-- start of Text block --

Mazule, perhaps it's time to surround yourself with less US things and try to find out more about the Swiss things and quirks. It's perhaps one way to deal with homesickness and a way to grow to love your host country.

I've been here two years. It was around the one-year 'anniversary' that I realised I considered CH home now. This is where I have built a life with my Other Half and where I have a daily or weekly routine.

Have you checked out the local library nearest to where you live? Watch a couple of Swiss films, such as 'Kleine Fische' (Small Fishes) which have English subtitles. Even smalltown libraries can be very well stocked with CDs and DVDs as well as books and magazines. Read a few children's books in German (you might not understand every word but they're delightful) and your toddler will love it too.

Hope you're making more friends in your locale. All the best.

We moved to CH back in 1991 (my wife and I with three kids 1,2and 3 years old).

First day we arrived, we went to Migros for shopping and that was the first SHOCK. Specially when we learned that we had to pay for the bags to carry our stuff. In the US not only we did not pay for bags but we were given the choice of "paper or plastic"

Now after 17 years, we both (my wife and I) agree that the move was the BEST THING WE DID IN OUR LIVES.

We are so very greatful to have raised out children here in CH. We do not think we will ever go back and live in the US (we have both American and Swiss citizenship). My daughter went to the US last year for collage. It did not take a year until she decided to come back and now she is studing in Franch part of CH in an excellent school. The boys are in Uni Zurich and ETH.

Good luck to those who are new. Make the best of it. Know that there are thousands of people all around the world who would kill to have the opportunity to live in Switzerland so ENJOY IT.

Good post in that you seem to feel it's your responsibility to fit in, to me that is half the challenge. I think many people that struggle here do so because they don't acknowledge this.

You will always hold on to things American, watch American TV, complain Italian pizza is crap (ignore that, it's an "in" joke) but this is nothing to worry about. The key, in my view, is to start at the basics, work out how the boring stuff works (utility bills, tax returns etc etc) and just accept that's just how it is here and probably won't change. Constantly being challenged, and putting off, the admin stuff can be pretty straining.

If you have time for it start an intensive German course, put your kids into Krippe (Nursery) a few days a week to accommodate this if you budget will allow. Not speaking the language of those around you is, obviously, one of the biggest reason people feel isolated. I've been here for over 3 years, speak crap German, and have only just realised that this is the key to Switzerland really feeling like my home. Pick the course carefully too, the last thing you want (IMO) is to be in a course full of Americans, there are other groups to meet your country folk.

In short everybody on here has been through it, it's not easy, but you have to take the mindset that you are going to stick with it. It does get easier believe me.

-- end of Text block --
-- start of Source excerpt --

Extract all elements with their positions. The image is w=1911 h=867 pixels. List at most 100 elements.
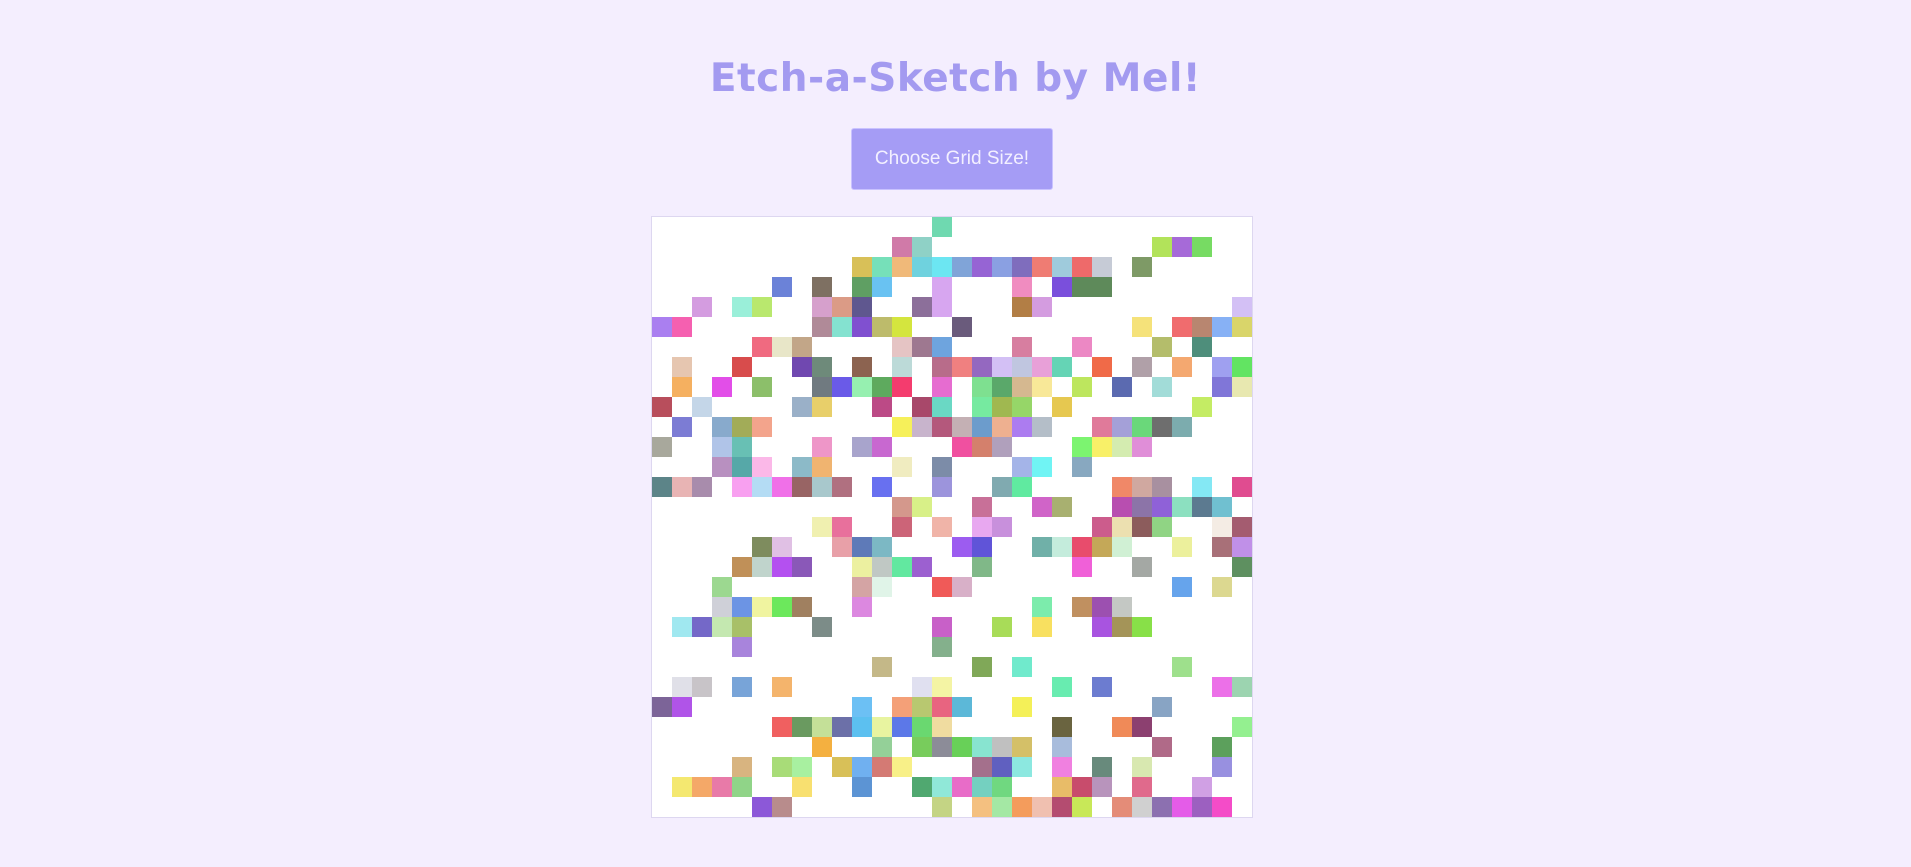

-- end of Source excerpt --

> Task instructions:
**A)** In the text on living in Switzerland, what did the family have to pay for at Migros on their first day in the country?
**B)** State whether each statement agrees with the text on living in Switzerland, and quote the words that decide it: (i) The family arrived with three children aged 1, 2 and 3. (ii) The daughter finished her college studies in the US. (iii) The Swiss film 'Kleine Fische' is available with English subtitles.

> Solutions to the tasks:
**A)** The bags to carry their stuff.

**B)**
(i) Yes: "three kids 1,2and 3 years old"
(ii) No: "It did not take a year until she decided to come back"
(iii) Yes: "such as 'Kleine Fische' (Small Fishes) which have English subtitles"